> _Available data_:
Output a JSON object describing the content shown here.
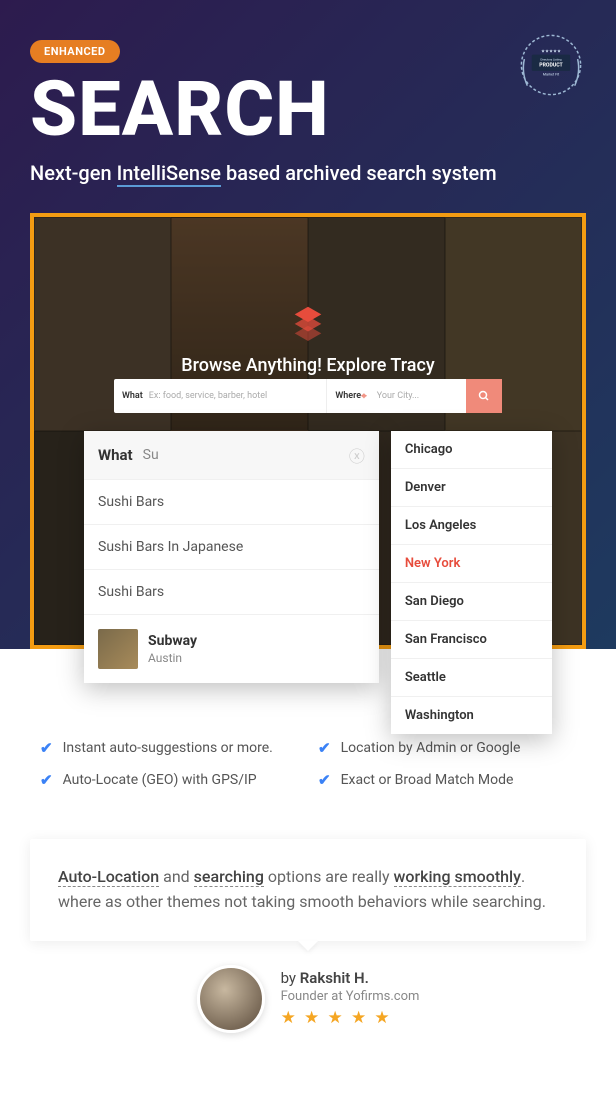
{
  "enhanced_badge": "ENHANCED",
  "product_badge": {
    "line1": "Directory Listing",
    "word": "PRODUCT",
    "line2": "Market Fit"
  },
  "title": "SEARCH",
  "subtitle_pre": "Next-gen ",
  "subtitle_intelli": "IntelliSense",
  "subtitle_post": " based archived search system",
  "demo": {
    "browse": "Browse Anything! Explore Tracy",
    "bar": {
      "what_label": "What",
      "what_placeholder": "Ex: food, service, barber, hotel",
      "where_label": "Where",
      "where_placeholder": "Your City..."
    },
    "what_dropdown": {
      "label": "What",
      "query": "Su",
      "items": [
        "Sushi Bars",
        "Sushi Bars In Japanese",
        "Sushi Bars"
      ],
      "rich": {
        "title": "Subway",
        "sub": "Austin"
      }
    },
    "where_dropdown": {
      "cities": [
        "Chicago",
        "Denver",
        "Los Angeles",
        "New York",
        "San Diego",
        "San Francisco",
        "Seattle",
        "Washington"
      ],
      "active": "New York"
    }
  },
  "features": [
    "Instant auto-suggestions or more.",
    "Location by Admin or Google",
    "Auto-Locate (GEO) with GPS/IP",
    "Exact or Broad Match Mode"
  ],
  "testimonial": {
    "u1": "Auto-Location",
    "t1": " and ",
    "u2": "searching",
    "t2": " options are really ",
    "u3": "working smoothly",
    "t3": ". where as other themes not taking smooth behaviors while searching."
  },
  "author": {
    "by_prefix": "by ",
    "name": "Rakshit H.",
    "role": "Founder at Yofirms.com",
    "stars": "★ ★ ★ ★ ★"
  }
}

> _What needs to be done_: Retype each record exactly as it stands, but do not include the pictures.

> _Output for this task_:
Output a JSON object describing the content shown here.
{
  "enhanced_badge": "ENHANCED",
  "product_badge": {
    "line1": "Directory Listing",
    "word": "PRODUCT",
    "line2": "Market Fit"
  },
  "title": "SEARCH",
  "subtitle_pre": "Next-gen ",
  "subtitle_intelli": "IntelliSense",
  "subtitle_post": " based archived search system",
  "demo": {
    "browse": "Browse Anything! Explore Tracy",
    "bar": {
      "what_label": "What",
      "what_placeholder": "Ex: food, service, barber, hotel",
      "where_label": "Where",
      "where_placeholder": "Your City..."
    },
    "what_dropdown": {
      "label": "What",
      "query": "Su",
      "items": [
        "Sushi Bars",
        "Sushi Bars In Japanese",
        "Sushi Bars"
      ],
      "rich": {
        "title": "Subway",
        "sub": "Austin"
      }
    },
    "where_dropdown": {
      "cities": [
        "Chicago",
        "Denver",
        "Los Angeles",
        "New York",
        "San Diego",
        "San Francisco",
        "Seattle",
        "Washington"
      ],
      "active": "New York"
    }
  },
  "features": [
    "Instant auto-suggestions or more.",
    "Location by Admin or Google",
    "Auto-Locate (GEO) with GPS/IP",
    "Exact or Broad Match Mode"
  ],
  "testimonial": {
    "u1": "Auto-Location",
    "t1": " and ",
    "u2": "searching",
    "t2": " options are really ",
    "u3": "working smoothly",
    "t3": ". where as other themes not taking smooth behaviors while searching."
  },
  "author": {
    "by_prefix": "by ",
    "name": "Rakshit H.",
    "role": "Founder at Yofirms.com",
    "stars": "★ ★ ★ ★ ★"
  }
}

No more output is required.